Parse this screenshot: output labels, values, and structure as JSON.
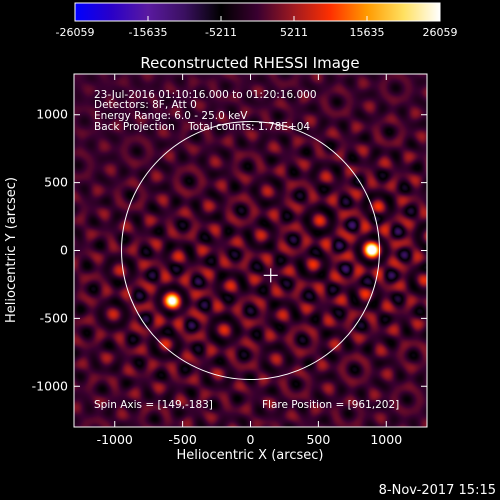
{
  "colorbar": {
    "ticks": [
      "-26059",
      "-15635",
      "-5211",
      "5211",
      "15635",
      "26059"
    ],
    "min": -26059,
    "max": 26059,
    "colormap": [
      "#0000ff",
      "#2a00c8",
      "#5a1aa0",
      "#3a1060",
      "#000000",
      "#3a0030",
      "#a01a20",
      "#ff3000",
      "#ff9a00",
      "#ffe060",
      "#ffffff"
    ]
  },
  "image": {
    "title": "Reconstructed RHESSI Image",
    "annotations": {
      "line1": "23-Jul-2016 01:10:16.000 to 01:20:16.000",
      "line2": "Detectors: 8F, Att 0",
      "line3": "Energy Range: 6.0 - 25.0 keV",
      "line4": "Back Projection    Total counts: 1.78E+04"
    },
    "spin_axis": "Spin Axis = [149,-183]",
    "flare_position": "Flare Position = [961,202]",
    "sources": [
      {
        "x": 890,
        "y": 10,
        "amp": 1.0
      },
      {
        "x": -580,
        "y": -370,
        "amp": 0.85
      }
    ],
    "limb_radius_arcsec": 950,
    "spin_axis_xy": [
      149,
      -183
    ]
  },
  "axes": {
    "xlabel": "Heliocentric X (arcsec)",
    "ylabel": "Heliocentric Y (arcsec)",
    "xlim": [
      -1300,
      1300
    ],
    "ylim": [
      -1300,
      1300
    ],
    "xticks": [
      "-1000",
      "-500",
      "0",
      "500",
      "1000"
    ],
    "yticks": [
      "-1000",
      "-500",
      "0",
      "500",
      "1000"
    ]
  },
  "footer": {
    "timestamp": "8-Nov-2017 15:15"
  }
}
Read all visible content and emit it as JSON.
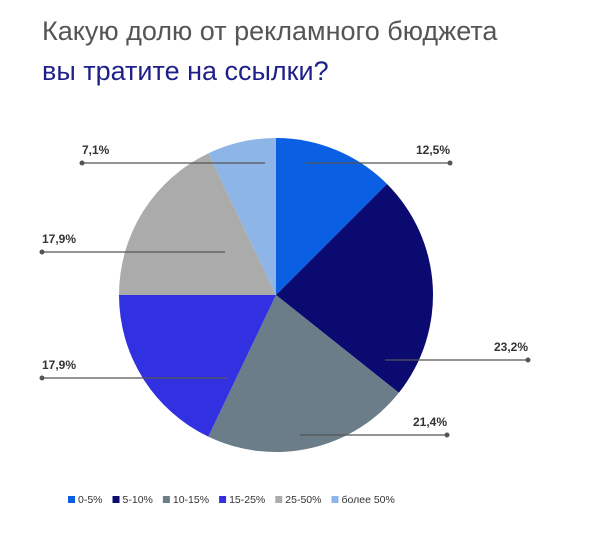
{
  "chart_data": {
    "type": "pie",
    "title": "Какую долю от рекламного бюджета",
    "subtitle": "вы тратите на ссылки?",
    "categories": [
      "0-5%",
      "5-10%",
      "10-15%",
      "15-25%",
      "25-50%",
      "более 50%"
    ],
    "values": [
      12.5,
      23.2,
      21.4,
      17.9,
      17.9,
      7.1
    ],
    "value_labels": [
      "12,5%",
      "23,2%",
      "21,4%",
      "17,9%",
      "17,9%",
      "7,1%"
    ],
    "colors": [
      "#0b5fe3",
      "#0b0a70",
      "#6b7d88",
      "#3131e2",
      "#ababab",
      "#8db5e8"
    ]
  }
}
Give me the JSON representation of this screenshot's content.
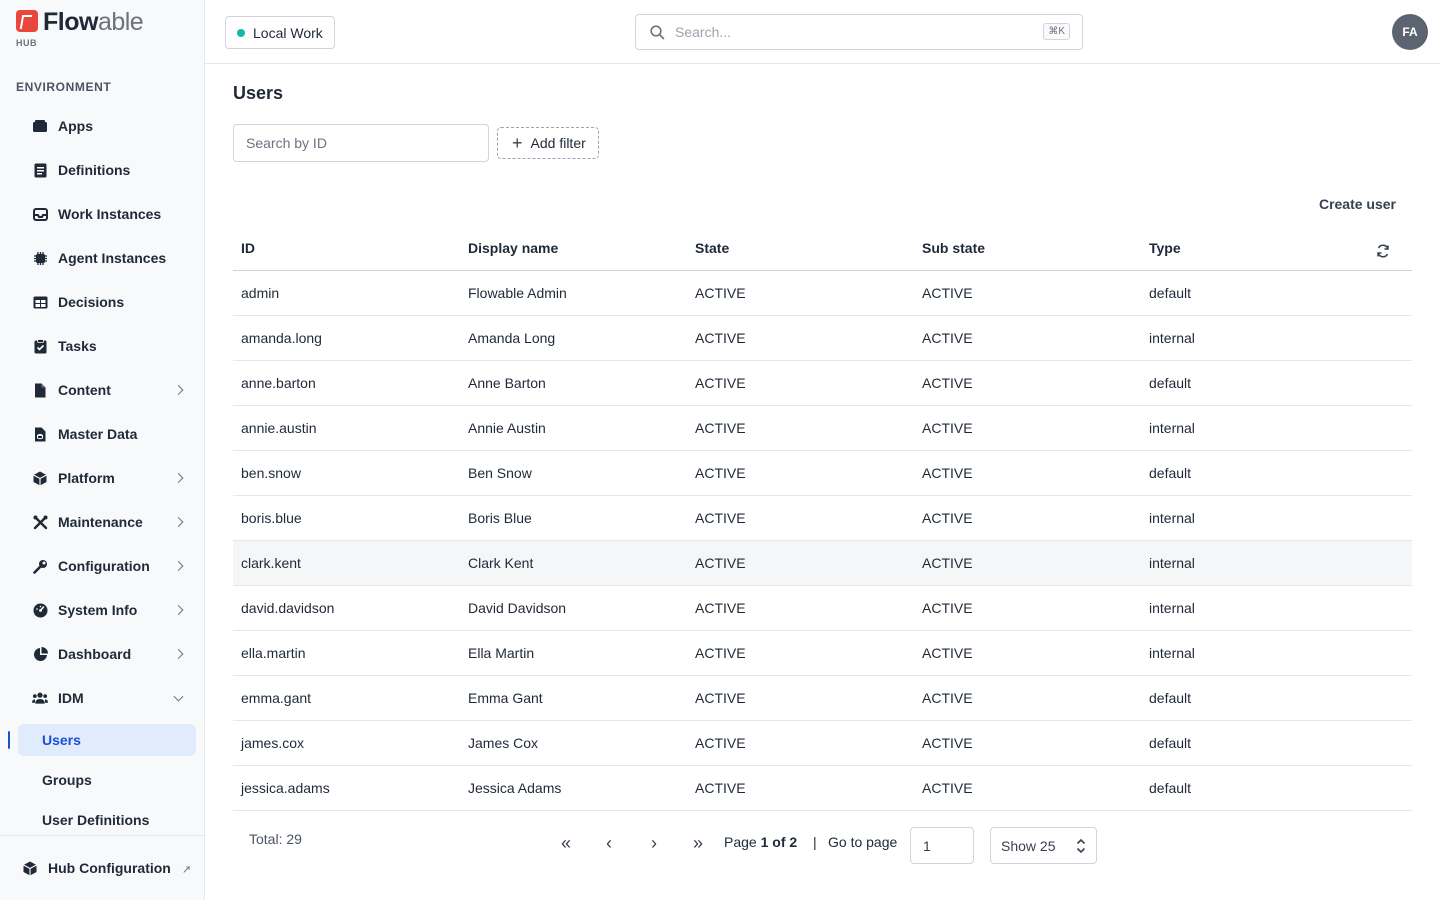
{
  "brand": {
    "name_bold": "Flow",
    "name_light": "able",
    "sub": "HUB"
  },
  "sidebar": {
    "section_label": "ENVIRONMENT",
    "items": [
      {
        "label": "Apps",
        "icon": "apps-icon",
        "expandable": false
      },
      {
        "label": "Definitions",
        "icon": "definitions-icon",
        "expandable": false
      },
      {
        "label": "Work Instances",
        "icon": "inbox-icon",
        "expandable": false
      },
      {
        "label": "Agent Instances",
        "icon": "chip-icon",
        "expandable": false
      },
      {
        "label": "Decisions",
        "icon": "table-icon",
        "expandable": false
      },
      {
        "label": "Tasks",
        "icon": "clipboard-check-icon",
        "expandable": false
      },
      {
        "label": "Content",
        "icon": "document-icon",
        "expandable": true
      },
      {
        "label": "Master Data",
        "icon": "database-file-icon",
        "expandable": false
      },
      {
        "label": "Platform",
        "icon": "cube-icon",
        "expandable": true
      },
      {
        "label": "Maintenance",
        "icon": "tools-icon",
        "expandable": true
      },
      {
        "label": "Configuration",
        "icon": "wrench-icon",
        "expandable": true
      },
      {
        "label": "System Info",
        "icon": "gauge-icon",
        "expandable": true
      },
      {
        "label": "Dashboard",
        "icon": "pie-chart-icon",
        "expandable": true
      },
      {
        "label": "IDM",
        "icon": "users-icon",
        "expandable": true,
        "expanded": true
      }
    ],
    "sub_items": [
      {
        "label": "Users",
        "active": true
      },
      {
        "label": "Groups",
        "active": false
      },
      {
        "label": "User Definitions",
        "active": false
      }
    ],
    "hub_config_label": "Hub Configuration"
  },
  "topbar": {
    "workspace_label": "Local Work",
    "workspace_status_color": "#14b8a6",
    "search_placeholder": "Search...",
    "search_shortcut": "⌘K",
    "avatar_initials": "FA"
  },
  "main": {
    "title": "Users",
    "id_search_placeholder": "Search by ID",
    "add_filter_label": "Add filter",
    "create_user_label": "Create user",
    "columns": [
      "ID",
      "Display name",
      "State",
      "Sub state",
      "Type"
    ],
    "rows": [
      [
        "admin",
        "Flowable Admin",
        "ACTIVE",
        "ACTIVE",
        "default"
      ],
      [
        "amanda.long",
        "Amanda Long",
        "ACTIVE",
        "ACTIVE",
        "internal"
      ],
      [
        "anne.barton",
        "Anne Barton",
        "ACTIVE",
        "ACTIVE",
        "default"
      ],
      [
        "annie.austin",
        "Annie Austin",
        "ACTIVE",
        "ACTIVE",
        "internal"
      ],
      [
        "ben.snow",
        "Ben Snow",
        "ACTIVE",
        "ACTIVE",
        "default"
      ],
      [
        "boris.blue",
        "Boris Blue",
        "ACTIVE",
        "ACTIVE",
        "internal"
      ],
      [
        "clark.kent",
        "Clark Kent",
        "ACTIVE",
        "ACTIVE",
        "internal"
      ],
      [
        "david.davidson",
        "David Davidson",
        "ACTIVE",
        "ACTIVE",
        "internal"
      ],
      [
        "ella.martin",
        "Ella Martin",
        "ACTIVE",
        "ACTIVE",
        "internal"
      ],
      [
        "emma.gant",
        "Emma Gant",
        "ACTIVE",
        "ACTIVE",
        "default"
      ],
      [
        "james.cox",
        "James Cox",
        "ACTIVE",
        "ACTIVE",
        "default"
      ],
      [
        "jessica.adams",
        "Jessica Adams",
        "ACTIVE",
        "ACTIVE",
        "default"
      ]
    ],
    "highlighted_row": 6
  },
  "pagination": {
    "total_label": "Total: 29",
    "page_prefix": "Page",
    "page_current_of": "1 of 2",
    "separator": "|",
    "goto_label": "Go to page",
    "goto_value": "1",
    "show_label": "Show 25"
  }
}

········

PROBLEM STATEMENT
Work out how many lines in the records above hold the string "this", then give only that count.

REPLY
2